List every line in this data where the string "JSON" occurs.

─── Supplied material ───

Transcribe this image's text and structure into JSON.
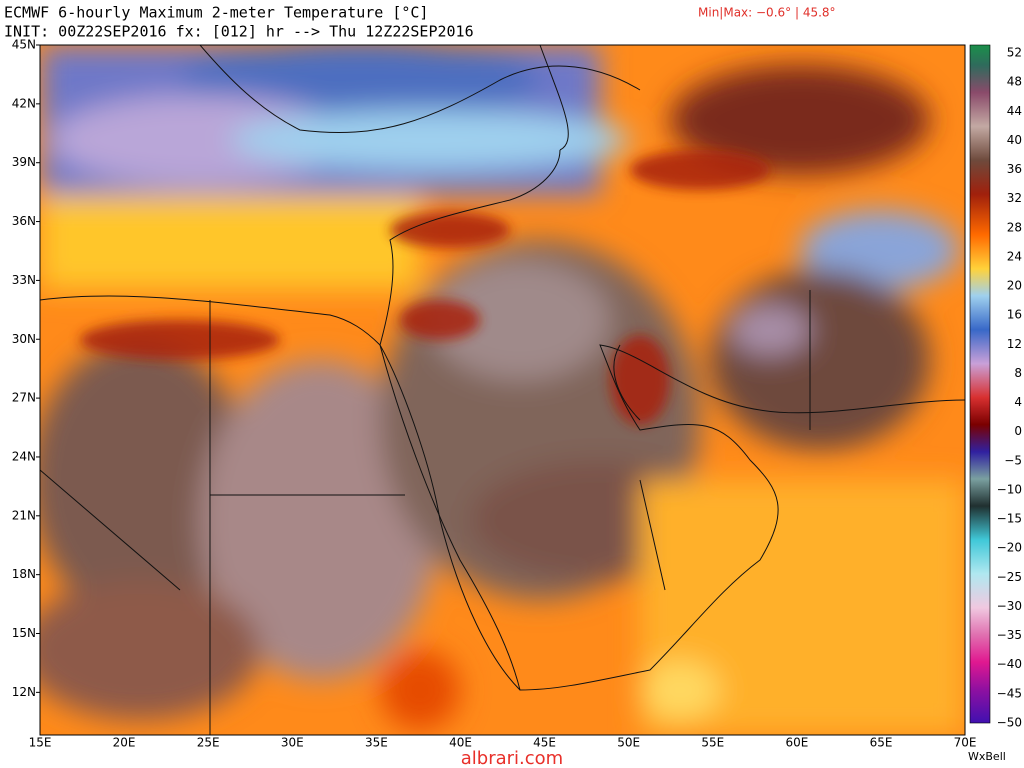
{
  "header": {
    "title": "ECMWF 6-hourly Maximum 2-meter Temperature [°C]",
    "init": "INIT: 00Z22SEP2016 fx: [012] hr --> Thu 12Z22SEP2016",
    "minmax": "Min|Max: −0.6° | 45.8°"
  },
  "map": {
    "lat_labels": [
      "45N",
      "42N",
      "39N",
      "36N",
      "33N",
      "30N",
      "27N",
      "24N",
      "21N",
      "18N",
      "15N",
      "12N"
    ],
    "lon_labels": [
      "15E",
      "20E",
      "25E",
      "30E",
      "35E",
      "40E",
      "45E",
      "50E",
      "55E",
      "60E",
      "65E",
      "70E"
    ]
  },
  "colorbar": {
    "labels": [
      "52",
      "48",
      "44",
      "40",
      "36",
      "32",
      "28",
      "24",
      "20",
      "16",
      "12",
      "8",
      "4",
      "0",
      "−5",
      "−10",
      "−15",
      "−20",
      "−25",
      "−30",
      "−35",
      "−40",
      "−45",
      "−50"
    ]
  },
  "footer": {
    "brand": "WxBell",
    "watermark": "albrari.com"
  }
}
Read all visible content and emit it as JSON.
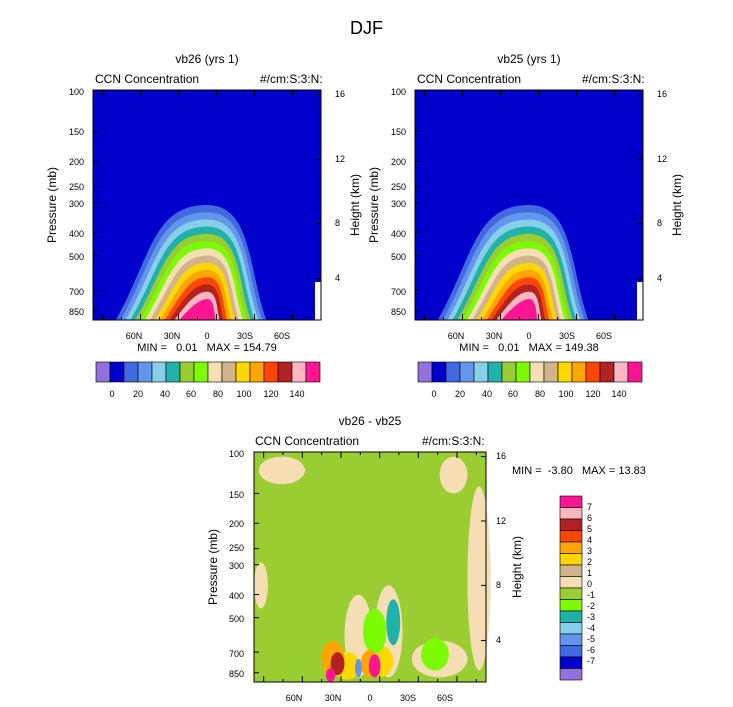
{
  "figure_title": "DJF",
  "chart_data": [
    {
      "type": "heatmap",
      "title": "vb26 (yrs 1)",
      "left_label": "CCN Concentration",
      "right_label": "#/cm:S:3:N:",
      "ylabel": "Pressure (mb)",
      "y2label": "Height (km)",
      "pressure_ticks": [
        "100",
        "150",
        "200",
        "250",
        "300",
        "400",
        "500",
        "700",
        "850"
      ],
      "height_ticks": [
        "16",
        "12",
        "8",
        "4"
      ],
      "lat_ticks": [
        "60N",
        "30N",
        "0",
        "30S",
        "60S"
      ],
      "stats": "MIN =   0.01   MAX = 154.79",
      "min": 0.01,
      "max": 154.79,
      "colorbar_labels": [
        "0",
        "20",
        "40",
        "60",
        "80",
        "100",
        "120",
        "140"
      ],
      "colors": [
        "#9370db",
        "#0000cd",
        "#4169e1",
        "#6495ed",
        "#87ceeb",
        "#20b2aa",
        "#9acd32",
        "#7cfc00",
        "#f5deb3",
        "#d2b48c",
        "#ffd700",
        "#ffa500",
        "#ff4500",
        "#b22222",
        "#ffb6c1",
        "#ff1493"
      ]
    },
    {
      "type": "heatmap",
      "title": "vb25 (yrs 1)",
      "left_label": "CCN Concentration",
      "right_label": "#/cm:S:3:N:",
      "ylabel": "Pressure (mb)",
      "y2label": "Height (km)",
      "pressure_ticks": [
        "100",
        "150",
        "200",
        "250",
        "300",
        "400",
        "500",
        "700",
        "850"
      ],
      "height_ticks": [
        "16",
        "12",
        "8",
        "4"
      ],
      "lat_ticks": [
        "60N",
        "30N",
        "0",
        "30S",
        "60S"
      ],
      "stats": "MIN =   0.01   MAX = 149.38",
      "min": 0.01,
      "max": 149.38,
      "colorbar_labels": [
        "0",
        "20",
        "40",
        "60",
        "80",
        "100",
        "120",
        "140"
      ],
      "colors": [
        "#9370db",
        "#0000cd",
        "#4169e1",
        "#6495ed",
        "#87ceeb",
        "#20b2aa",
        "#9acd32",
        "#7cfc00",
        "#f5deb3",
        "#d2b48c",
        "#ffd700",
        "#ffa500",
        "#ff4500",
        "#b22222",
        "#ffb6c1",
        "#ff1493"
      ]
    },
    {
      "type": "heatmap",
      "title": "vb26 - vb25",
      "left_label": "CCN Concentration",
      "right_label": "#/cm:S:3:N:",
      "ylabel": "Pressure (mb)",
      "y2label": "Height (km)",
      "pressure_ticks": [
        "100",
        "150",
        "200",
        "250",
        "300",
        "400",
        "500",
        "700",
        "850"
      ],
      "height_ticks": [
        "16",
        "12",
        "8",
        "4"
      ],
      "lat_ticks": [
        "60N",
        "30N",
        "0",
        "30S",
        "60S"
      ],
      "stats": "MIN =  -3.80   MAX = 13.83",
      "min": -3.8,
      "max": 13.83,
      "colorbar_labels": [
        "7",
        "6",
        "5",
        "4",
        "3",
        "2",
        "1",
        "0",
        "-1",
        "-2",
        "-3",
        "-4",
        "-5",
        "-6",
        "-7"
      ],
      "colors": [
        "#ff1493",
        "#ffb6c1",
        "#b22222",
        "#ff4500",
        "#ffa500",
        "#ffd700",
        "#d2b48c",
        "#f5deb3",
        "#9acd32",
        "#7cfc00",
        "#20b2aa",
        "#87ceeb",
        "#6495ed",
        "#4169e1",
        "#0000cd",
        "#9370db"
      ]
    }
  ]
}
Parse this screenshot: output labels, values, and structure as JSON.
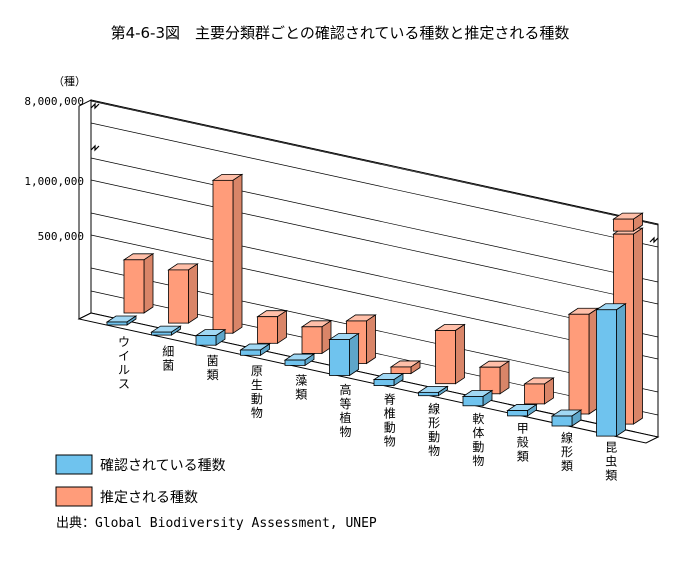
{
  "chart_data": {
    "type": "bar",
    "subtype": "3d-clustered-bar",
    "title": "第4-6-3図　主要分類群ごとの確認されている種数と推定される種数",
    "ylabel": "（種）",
    "y_scale": "broken",
    "y_ticks": [
      "500,000",
      "1,000,000",
      "8,000,000"
    ],
    "ylim": [
      0,
      8000000
    ],
    "grid": true,
    "legend_position": "bottom-left",
    "categories": [
      "ウイルス",
      "細菌",
      "菌類",
      "原生動物",
      "藻類",
      "高等植物",
      "脊椎動物",
      "線形動物",
      "軟体動物",
      "甲殻類",
      "線形類",
      "昆虫類"
    ],
    "series": [
      {
        "name": "確認されている種数",
        "color": "#6fc3ee",
        "values": [
          4000,
          4000,
          72000,
          40000,
          40000,
          270000,
          45000,
          25000,
          70000,
          40000,
          75000,
          950000
        ]
      },
      {
        "name": "推定される種数",
        "color": "#ff9c7a",
        "values": [
          400000,
          400000,
          1500000,
          200000,
          200000,
          320000,
          50000,
          400000,
          200000,
          150000,
          750000,
          8000000
        ]
      }
    ]
  },
  "source": "出典：Global Biodiversity Assessment, UNEP"
}
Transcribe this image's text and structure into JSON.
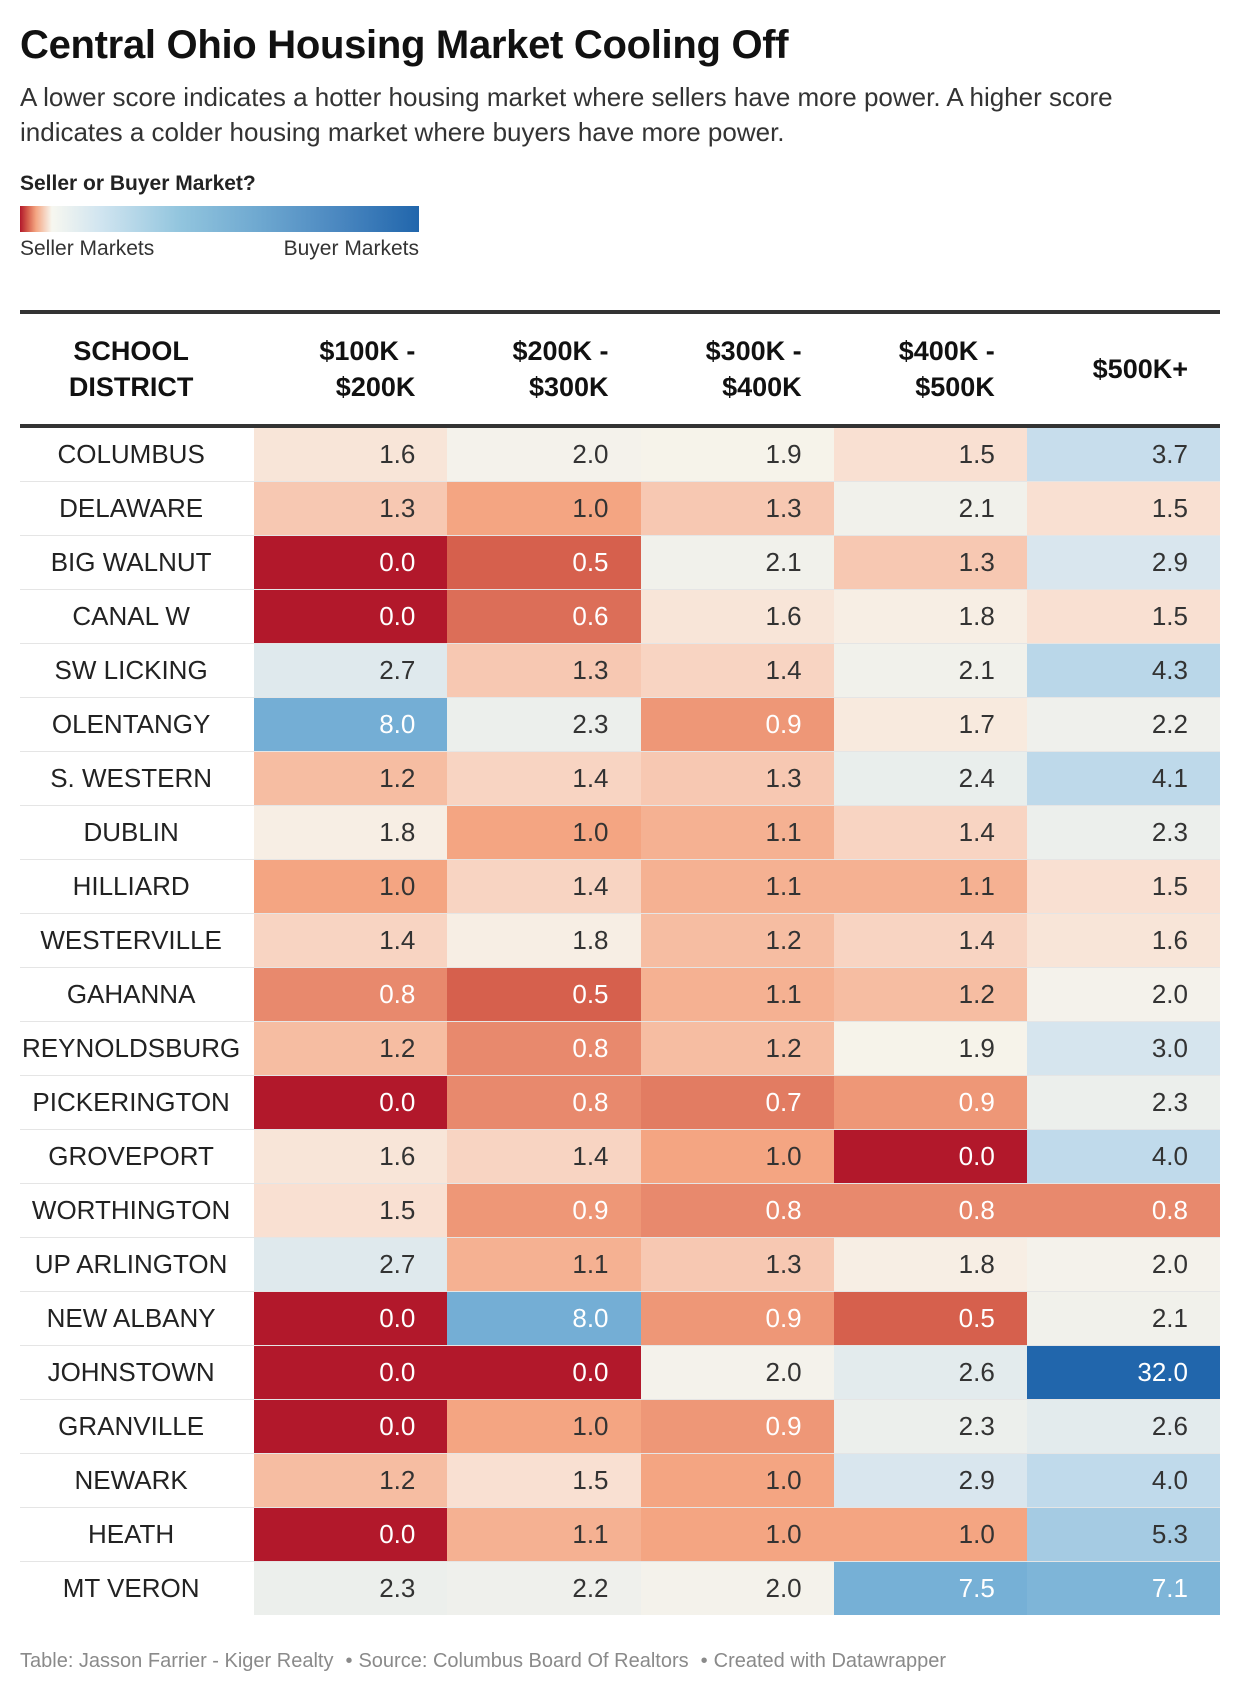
{
  "title": "Central Ohio Housing Market Cooling Off",
  "subtitle": "A lower score indicates a hotter housing market where sellers have more power. A higher score indicates a colder housing market where buyers have more power.",
  "legend": {
    "title": "Seller or Buyer Market?",
    "low_label": "Seller Markets",
    "high_label": "Buyer Markets"
  },
  "notes": {
    "table_credit": "Table: Jasson Farrier - Kiger Realty",
    "source": "Source: Columbus Board Of Realtors",
    "created": "Created with Datawrapper"
  },
  "colors": {
    "seller_strong": "#b2182b",
    "neutral": "#f7f7f0",
    "buyer_strong": "#2166ac"
  },
  "chart_data": {
    "type": "heatmap",
    "title": "Central Ohio Housing Market Cooling Off",
    "columns": [
      "School District",
      "$100k - $200k",
      "$200k - $300k",
      "$300k - $400k",
      "$400k - $500k",
      "$500k+"
    ],
    "rows": [
      {
        "district": "COLUMBUS",
        "values": [
          1.6,
          2.0,
          1.9,
          1.5,
          3.7
        ]
      },
      {
        "district": "DELAWARE",
        "values": [
          1.3,
          1.0,
          1.3,
          2.1,
          1.5
        ]
      },
      {
        "district": "BIG WALNUT",
        "values": [
          0.0,
          0.5,
          2.1,
          1.3,
          2.9
        ]
      },
      {
        "district": "CANAL W",
        "values": [
          0.0,
          0.6,
          1.6,
          1.8,
          1.5
        ]
      },
      {
        "district": "SW LICKING",
        "values": [
          2.7,
          1.3,
          1.4,
          2.1,
          4.3
        ]
      },
      {
        "district": "OLENTANGY",
        "values": [
          8.0,
          2.3,
          0.9,
          1.7,
          2.2
        ]
      },
      {
        "district": "S. WESTERN",
        "values": [
          1.2,
          1.4,
          1.3,
          2.4,
          4.1
        ]
      },
      {
        "district": "DUBLIN",
        "values": [
          1.8,
          1.0,
          1.1,
          1.4,
          2.3
        ]
      },
      {
        "district": "HILLIARD",
        "values": [
          1.0,
          1.4,
          1.1,
          1.1,
          1.5
        ]
      },
      {
        "district": "WESTERVILLE",
        "values": [
          1.4,
          1.8,
          1.2,
          1.4,
          1.6
        ]
      },
      {
        "district": "GAHANNA",
        "values": [
          0.8,
          0.5,
          1.1,
          1.2,
          2.0
        ]
      },
      {
        "district": "REYNOLDSBURG",
        "values": [
          1.2,
          0.8,
          1.2,
          1.9,
          3.0
        ]
      },
      {
        "district": "PICKERINGTON",
        "values": [
          0.0,
          0.8,
          0.7,
          0.9,
          2.3
        ]
      },
      {
        "district": "GROVEPORT",
        "values": [
          1.6,
          1.4,
          1.0,
          0.0,
          4.0
        ]
      },
      {
        "district": "WORTHINGTON",
        "values": [
          1.5,
          0.9,
          0.8,
          0.8,
          0.8
        ]
      },
      {
        "district": "UP ARLINGTON",
        "values": [
          2.7,
          1.1,
          1.3,
          1.8,
          2.0
        ]
      },
      {
        "district": "NEW ALBANY",
        "values": [
          0.0,
          8.0,
          0.9,
          0.5,
          2.1
        ]
      },
      {
        "district": "JOHNSTOWN",
        "values": [
          0.0,
          0.0,
          2.0,
          2.6,
          32.0
        ]
      },
      {
        "district": "GRANVILLE",
        "values": [
          0.0,
          1.0,
          0.9,
          2.3,
          2.6
        ]
      },
      {
        "district": "NEWARK",
        "values": [
          1.2,
          1.5,
          1.0,
          2.9,
          4.0
        ]
      },
      {
        "district": "HEATH",
        "values": [
          0.0,
          1.1,
          1.0,
          1.0,
          5.3
        ]
      },
      {
        "district": "MT VERON",
        "values": [
          2.3,
          2.2,
          2.0,
          7.5,
          7.1
        ]
      }
    ]
  }
}
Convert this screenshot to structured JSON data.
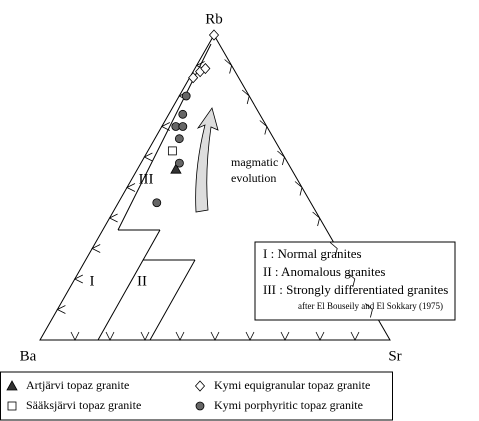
{
  "chart_data": {
    "type": "ternary",
    "apex_labels": {
      "top": "Rb",
      "left": "Ba",
      "right": "Sr"
    },
    "field_labels": [
      "I",
      "II",
      "III"
    ],
    "annotation": [
      "magmatic",
      "evolution"
    ],
    "field_legend": [
      "I   : Normal granites",
      "II  : Anomalous granites",
      "III : Strongly differentiated granites"
    ],
    "source": "after El Bouseily and El Sokkary (1975)",
    "series": [
      {
        "name": "Artjärvi topaz granite",
        "marker": "triangle",
        "color": "#333333",
        "values": [
          [
            56,
            33,
            11
          ]
        ]
      },
      {
        "name": "Kymi equigranular topaz granite",
        "marker": "diamond",
        "color": "#ffffff",
        "values": [
          [
            100,
            0,
            0
          ],
          [
            88,
            10,
            2
          ],
          [
            89,
            8,
            3
          ],
          [
            86,
            13,
            1
          ]
        ]
      },
      {
        "name": "Sääksjärvi topaz granite",
        "marker": "square",
        "color": "#ffffff",
        "values": [
          [
            62,
            31,
            7
          ]
        ]
      },
      {
        "name": "Kymi porphyritic topaz granite",
        "marker": "circle",
        "color": "#666666",
        "values": [
          [
            80,
            18,
            2
          ],
          [
            74,
            22,
            4
          ],
          [
            70,
            26,
            4
          ],
          [
            70,
            24,
            6
          ],
          [
            66,
            27,
            7
          ],
          [
            58,
            31,
            11
          ],
          [
            45,
            44,
            11
          ]
        ]
      }
    ]
  }
}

───

Full solution —
Transcribe this image's text and structure into JSON.
Read all visible content and emit it as JSON.
Parse this screenshot: output labels, values, and structure as JSON.
Transcribe this image's text and structure into JSON.
Convert this screenshot to structured JSON data.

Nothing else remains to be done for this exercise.